__Problem to work on__
Reproduce every line in the listing that contains the word "joke".

__Materials provided__
==============================

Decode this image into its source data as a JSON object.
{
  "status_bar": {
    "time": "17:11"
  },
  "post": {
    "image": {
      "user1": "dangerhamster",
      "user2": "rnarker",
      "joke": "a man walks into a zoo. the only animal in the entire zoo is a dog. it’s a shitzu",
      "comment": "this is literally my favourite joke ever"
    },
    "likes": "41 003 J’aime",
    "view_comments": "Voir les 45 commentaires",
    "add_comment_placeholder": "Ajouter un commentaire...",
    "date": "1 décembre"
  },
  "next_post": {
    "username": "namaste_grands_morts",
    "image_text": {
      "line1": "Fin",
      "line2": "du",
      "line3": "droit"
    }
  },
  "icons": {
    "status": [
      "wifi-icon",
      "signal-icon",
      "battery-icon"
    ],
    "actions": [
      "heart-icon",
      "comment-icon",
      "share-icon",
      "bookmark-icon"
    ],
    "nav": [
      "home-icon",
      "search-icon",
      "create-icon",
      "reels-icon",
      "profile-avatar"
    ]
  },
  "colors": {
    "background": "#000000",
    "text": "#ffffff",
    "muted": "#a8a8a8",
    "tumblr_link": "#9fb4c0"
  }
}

==============================

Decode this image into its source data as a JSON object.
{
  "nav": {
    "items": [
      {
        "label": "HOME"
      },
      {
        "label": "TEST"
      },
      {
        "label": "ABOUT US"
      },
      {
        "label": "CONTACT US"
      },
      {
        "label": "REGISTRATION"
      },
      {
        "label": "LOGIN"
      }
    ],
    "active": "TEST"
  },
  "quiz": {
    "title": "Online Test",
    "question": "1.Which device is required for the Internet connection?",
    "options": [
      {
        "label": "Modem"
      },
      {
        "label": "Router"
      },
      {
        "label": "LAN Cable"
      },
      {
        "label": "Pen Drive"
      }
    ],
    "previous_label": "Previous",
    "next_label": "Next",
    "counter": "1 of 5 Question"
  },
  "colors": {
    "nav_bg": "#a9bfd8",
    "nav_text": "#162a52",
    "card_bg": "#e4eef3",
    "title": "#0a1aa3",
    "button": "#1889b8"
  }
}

==============================

__The completed task__
      "joke": "a man walks into a zoo. the only animal in the entire zoo is a dog. it’s a shitzu",
      "comment": "this is literally my favourite joke ever"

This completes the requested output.